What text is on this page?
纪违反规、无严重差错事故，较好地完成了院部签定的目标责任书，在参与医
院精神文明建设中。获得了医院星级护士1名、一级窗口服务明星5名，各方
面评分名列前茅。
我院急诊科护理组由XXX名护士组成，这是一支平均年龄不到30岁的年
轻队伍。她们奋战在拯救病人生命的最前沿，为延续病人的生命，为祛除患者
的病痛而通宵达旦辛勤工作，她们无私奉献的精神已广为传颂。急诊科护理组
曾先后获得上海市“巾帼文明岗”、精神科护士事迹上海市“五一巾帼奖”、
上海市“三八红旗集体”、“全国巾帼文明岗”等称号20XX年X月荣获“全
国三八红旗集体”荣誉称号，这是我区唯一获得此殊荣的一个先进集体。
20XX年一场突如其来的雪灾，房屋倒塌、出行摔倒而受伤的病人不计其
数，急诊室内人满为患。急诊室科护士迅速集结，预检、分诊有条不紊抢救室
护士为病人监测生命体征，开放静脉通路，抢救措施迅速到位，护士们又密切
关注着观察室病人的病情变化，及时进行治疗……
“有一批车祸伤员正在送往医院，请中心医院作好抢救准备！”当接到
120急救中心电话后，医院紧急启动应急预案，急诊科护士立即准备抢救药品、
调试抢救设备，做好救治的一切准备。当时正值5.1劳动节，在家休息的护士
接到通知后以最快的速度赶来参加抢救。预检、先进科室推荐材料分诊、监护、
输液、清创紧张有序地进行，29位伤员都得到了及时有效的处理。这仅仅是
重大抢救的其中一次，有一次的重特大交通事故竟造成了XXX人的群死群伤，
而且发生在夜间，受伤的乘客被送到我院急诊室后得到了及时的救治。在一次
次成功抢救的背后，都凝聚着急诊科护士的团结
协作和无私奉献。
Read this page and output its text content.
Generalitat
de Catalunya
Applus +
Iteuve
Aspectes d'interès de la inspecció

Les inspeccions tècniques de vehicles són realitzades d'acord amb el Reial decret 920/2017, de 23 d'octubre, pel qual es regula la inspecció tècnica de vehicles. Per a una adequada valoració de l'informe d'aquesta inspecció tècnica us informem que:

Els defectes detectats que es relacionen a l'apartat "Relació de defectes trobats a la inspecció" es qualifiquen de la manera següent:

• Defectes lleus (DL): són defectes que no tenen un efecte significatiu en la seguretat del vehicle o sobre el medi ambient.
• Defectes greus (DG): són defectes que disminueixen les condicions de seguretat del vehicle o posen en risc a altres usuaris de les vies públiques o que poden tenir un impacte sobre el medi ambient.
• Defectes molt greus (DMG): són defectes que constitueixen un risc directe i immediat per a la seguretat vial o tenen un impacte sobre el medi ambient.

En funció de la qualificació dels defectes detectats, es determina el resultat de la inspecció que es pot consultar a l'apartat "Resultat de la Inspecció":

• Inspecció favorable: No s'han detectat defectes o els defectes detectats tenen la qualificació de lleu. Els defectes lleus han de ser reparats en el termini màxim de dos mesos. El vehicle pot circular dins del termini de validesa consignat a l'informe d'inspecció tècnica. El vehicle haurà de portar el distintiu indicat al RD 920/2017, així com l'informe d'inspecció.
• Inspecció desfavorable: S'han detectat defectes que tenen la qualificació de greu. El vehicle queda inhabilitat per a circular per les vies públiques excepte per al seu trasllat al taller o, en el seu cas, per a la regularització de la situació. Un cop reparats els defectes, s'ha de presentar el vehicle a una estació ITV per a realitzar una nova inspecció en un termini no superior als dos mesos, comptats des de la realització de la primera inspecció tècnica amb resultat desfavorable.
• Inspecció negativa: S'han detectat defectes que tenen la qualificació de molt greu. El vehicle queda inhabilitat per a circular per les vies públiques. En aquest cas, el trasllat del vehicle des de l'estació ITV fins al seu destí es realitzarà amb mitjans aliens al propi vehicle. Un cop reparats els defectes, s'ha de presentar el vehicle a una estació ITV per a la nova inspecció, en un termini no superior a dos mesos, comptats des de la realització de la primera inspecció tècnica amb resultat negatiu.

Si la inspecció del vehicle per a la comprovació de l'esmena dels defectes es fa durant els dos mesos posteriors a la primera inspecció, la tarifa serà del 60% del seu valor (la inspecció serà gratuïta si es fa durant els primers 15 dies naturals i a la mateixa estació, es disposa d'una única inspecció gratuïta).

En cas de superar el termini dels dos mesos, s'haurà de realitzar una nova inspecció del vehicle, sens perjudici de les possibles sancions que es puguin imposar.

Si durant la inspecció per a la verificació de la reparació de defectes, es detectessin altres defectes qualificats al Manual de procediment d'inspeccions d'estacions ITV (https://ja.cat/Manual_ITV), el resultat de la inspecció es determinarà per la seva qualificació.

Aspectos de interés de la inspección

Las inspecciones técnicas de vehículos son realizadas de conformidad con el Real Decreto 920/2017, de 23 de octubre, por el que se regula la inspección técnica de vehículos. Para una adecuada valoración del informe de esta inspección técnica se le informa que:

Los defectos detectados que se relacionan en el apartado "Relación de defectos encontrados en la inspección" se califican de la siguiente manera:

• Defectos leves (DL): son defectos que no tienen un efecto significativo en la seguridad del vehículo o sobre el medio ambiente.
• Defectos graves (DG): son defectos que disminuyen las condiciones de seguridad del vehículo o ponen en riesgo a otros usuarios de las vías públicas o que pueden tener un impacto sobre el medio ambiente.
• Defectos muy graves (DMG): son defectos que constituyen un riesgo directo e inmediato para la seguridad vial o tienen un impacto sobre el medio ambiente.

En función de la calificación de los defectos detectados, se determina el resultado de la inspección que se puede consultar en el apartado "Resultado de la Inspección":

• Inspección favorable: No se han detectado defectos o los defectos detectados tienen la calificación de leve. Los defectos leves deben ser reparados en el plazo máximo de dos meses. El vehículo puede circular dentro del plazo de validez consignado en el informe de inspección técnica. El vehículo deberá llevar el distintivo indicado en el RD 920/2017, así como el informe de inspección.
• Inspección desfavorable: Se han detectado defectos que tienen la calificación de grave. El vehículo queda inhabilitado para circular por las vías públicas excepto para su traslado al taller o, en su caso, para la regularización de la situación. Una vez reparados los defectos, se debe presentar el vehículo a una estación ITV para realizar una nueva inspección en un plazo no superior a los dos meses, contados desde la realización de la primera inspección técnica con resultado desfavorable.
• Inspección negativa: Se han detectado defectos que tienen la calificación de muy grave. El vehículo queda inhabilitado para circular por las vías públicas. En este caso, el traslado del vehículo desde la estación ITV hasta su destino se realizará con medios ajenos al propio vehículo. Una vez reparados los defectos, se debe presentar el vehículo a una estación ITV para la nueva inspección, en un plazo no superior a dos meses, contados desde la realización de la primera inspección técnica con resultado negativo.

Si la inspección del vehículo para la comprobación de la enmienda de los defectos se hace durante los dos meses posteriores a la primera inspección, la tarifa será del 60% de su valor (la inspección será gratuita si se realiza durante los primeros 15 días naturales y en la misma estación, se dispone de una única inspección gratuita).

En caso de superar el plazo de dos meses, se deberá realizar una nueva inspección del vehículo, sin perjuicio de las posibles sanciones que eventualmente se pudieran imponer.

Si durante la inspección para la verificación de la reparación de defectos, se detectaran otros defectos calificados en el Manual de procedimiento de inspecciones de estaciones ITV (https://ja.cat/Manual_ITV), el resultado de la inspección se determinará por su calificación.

-- Aim of the task --
Print the records above exactly as they appear.

-- Exercise answer --
What text is on this page?
纪违反规、无严重差错事故，较好地完成了院部签定的目标责任书，在参与医
院精神文明建设中。获得了医院星级护士1名、一级窗口服务明星5名，各方
面评分名列前茅。
我院急诊科护理组由XXX名护士组成，这是一支平均年龄不到30岁的年
轻队伍。她们奋战在拯救病人生命的最前沿，为延续病人的生命，为祛除患者
的病痛而通宵达旦辛勤工作，她们无私奉献的精神已广为传颂。急诊科护理组
曾先后获得上海市“巾帼文明岗”、精神科护士事迹上海市“五一巾帼奖”、
上海市“三八红旗集体”、“全国巾帼文明岗”等称号20XX年X月荣获“全
国三八红旗集体”荣誉称号，这是我区唯一获得此殊荣的一个先进集体。
20XX年一场突如其来的雪灾，房屋倒塌、出行摔倒而受伤的病人不计其
数，急诊室内人满为患。急诊室科护士迅速集结，预检、分诊有条不紊抢救室
护士为病人监测生命体征，开放静脉通路，抢救措施迅速到位，护士们又密切
关注着观察室病人的病情变化，及时进行治疗……
“有一批车祸伤员正在送往医院，请中心医院作好抢救准备！”当接到
120急救中心电话后，医院紧急启动应急预案，急诊科护士立即准备抢救药品、
调试抢救设备，做好救治的一切准备。当时正值5.1劳动节，在家休息的护士
接到通知后以最快的速度赶来参加抢救。预检、先进科室推荐材料分诊、监护、
输液、清创紧张有序地进行，29位伤员都得到了及时有效的处理。这仅仅是
重大抢救的其中一次，有一次的重特大交通事故竟造成了XXX人的群死群伤，
而且发生在夜间，受伤的乘客被送到我院急诊室后得到了及时的救治。在一次
次成功抢救的背后，都凝聚着急诊科护士的团结
协作和无私奉献。
Read this page and output its text content.
Generalitat
de Catalunya
Applus +
Iteuve
Aspectes d'interès de la inspecció

Les inspeccions tècniques de vehicles són realitzades d'acord amb el Reial decret 920/2017, de 23 d'octubre, pel qual es regula la inspecció tècnica de vehicles. Per a una adequada valoració de l'informe d'aquesta inspecció tècnica us informem que:

Els defectes detectats que es relacionen a l'apartat "Relació de defectes trobats a la inspecció" es qualifiquen de la manera següent:

• Defectes lleus (DL): són defectes que no tenen un efecte significatiu en la seguretat del vehicle o sobre el medi ambient.
• Defectes greus (DG): són defectes que disminueixen les condicions de seguretat del vehicle o posen en risc a altres usuaris de les vies públiques o que poden tenir un impacte sobre el medi ambient.
• Defectes molt greus (DMG): són defectes que constitueixen un risc directe i immediat per a la seguretat vial o tenen un impacte sobre el medi ambient.

En funció de la qualificació dels defectes detectats, es determina el resultat de la inspecció que es pot consultar a l'apartat "Resultat de la Inspecció":

• Inspecció favorable: No s'han detectat defectes o els defectes detectats tenen la qualificació de lleu. Els defectes lleus han de ser reparats en el termini màxim de dos mesos. El vehicle pot circular dins del termini de validesa consignat a l'informe d'inspecció tècnica. El vehicle haurà de portar el distintiu indicat al RD 920/2017, així com l'informe d'inspecció.
• Inspecció desfavorable: S'han detectat defectes que tenen la qualificació de greu. El vehicle queda inhabilitat per a circular per les vies públiques excepte per al seu trasllat al taller o, en el seu cas, per a la regularització de la situació. Un cop reparats els defectes, s'ha de presentar el vehicle a una estació ITV per a realitzar una nova inspecció en un termini no superior als dos mesos, comptats des de la realització de la primera inspecció tècnica amb resultat desfavorable.
• Inspecció negativa: S'han detectat defectes que tenen la qualificació de molt greu. El vehicle queda inhabilitat per a circular per les vies públiques. En aquest cas, el trasllat del vehicle des de l'estació ITV fins al seu destí es realitzarà amb mitjans aliens al propi vehicle. Un cop reparats els defectes, s'ha de presentar el vehicle a una estació ITV per a la nova inspecció, en un termini no superior a dos mesos, comptats des de la realització de la primera inspecció tècnica amb resultat negatiu.

Si la inspecció del vehicle per a la comprovació de l'esmena dels defectes es fa durant els dos mesos posteriors a la primera inspecció, la tarifa serà del 60% del seu valor (la inspecció serà gratuïta si es fa durant els primers 15 dies naturals i a la mateixa estació, es disposa d'una única inspecció gratuïta).

En cas de superar el termini dels dos mesos, s'haurà de realitzar una nova inspecció del vehicle, sens perjudici de les possibles sancions que es puguin imposar.

Si durant la inspecció per a la verificació de la reparació de defectes, es detectessin altres defectes qualificats al Manual de procediment d'inspeccions d'estacions ITV (https://ja.cat/Manual_ITV), el resultat de la inspecció es determinarà per la seva qualificació.

Aspectos de interés de la inspección

Las inspecciones técnicas de vehículos son realizadas de conformidad con el Real Decreto 920/2017, de 23 de octubre, por el que se regula la inspección técnica de vehículos. Para una adecuada valoración del informe de esta inspección técnica se le informa que:

Los defectos detectados que se relacionan en el apartado "Relación de defectos encontrados en la inspección" se califican de la siguiente manera:

• Defectos leves (DL): son defectos que no tienen un efecto significativo en la seguridad del vehículo o sobre el medio ambiente.
• Defectos graves (DG): son defectos que disminuyen las condiciones de seguridad del vehículo o ponen en riesgo a otros usuarios de las vías públicas o que pueden tener un impacto sobre el medio ambiente.
• Defectos muy graves (DMG): son defectos que constituyen un riesgo directo e inmediato para la seguridad vial o tienen un impacto sobre el medio ambiente.

En función de la calificación de los defectos detectados, se determina el resultado de la inspección que se puede consultar en el apartado "Resultado de la Inspección":

• Inspección favorable: No se han detectado defectos o los defectos detectados tienen la calificación de leve. Los defectos leves deben ser reparados en el plazo máximo de dos meses. El vehículo puede circular dentro del plazo de validez consignado en el informe de inspección técnica. El vehículo deberá llevar el distintivo indicado en el RD 920/2017, así como el informe de inspección.
• Inspección desfavorable: Se han detectado defectos que tienen la calificación de grave. El vehículo queda inhabilitado para circular por las vías públicas excepto para su traslado al taller o, en su caso, para la regularización de la situación. Una vez reparados los defectos, se debe presentar el vehículo a una estación ITV para realizar una nueva inspección en un plazo no superior a los dos meses, contados desde la realización de la primera inspección técnica con resultado desfavorable.
• Inspección negativa: Se han detectado defectos que tienen la calificación de muy grave. El vehículo queda inhabilitado para circular por las vías públicas. En este caso, el traslado del vehículo desde la estación ITV hasta su destino se realizará con medios ajenos al propio vehículo. Una vez reparados los defectos, se debe presentar el vehículo a una estación ITV para la nueva inspección, en un plazo no superior a dos meses, contados desde la realización de la primera inspección técnica con resultado negativo.

Si la inspección del vehículo para la comprobación de la enmienda de los defectos se hace durante los dos meses posteriores a la primera inspección, la tarifa será del 60% de su valor (la inspección será gratuita si se realiza durante los primeros 15 días naturales y en la misma estación, se dispone de una única inspección gratuita).

En caso de superar el plazo de dos meses, se deberá realizar una nueva inspección del vehículo, sin perjuicio de las posibles sanciones que eventualmente se pudieran imponer.

Si durante la inspección para la verificación de la reparación de defectos, se detectaran otros defectos calificados en el Manual de procedimiento de inspecciones de estaciones ITV (https://ja.cat/Manual_ITV), el resultado de la inspección se determinará por su calificación.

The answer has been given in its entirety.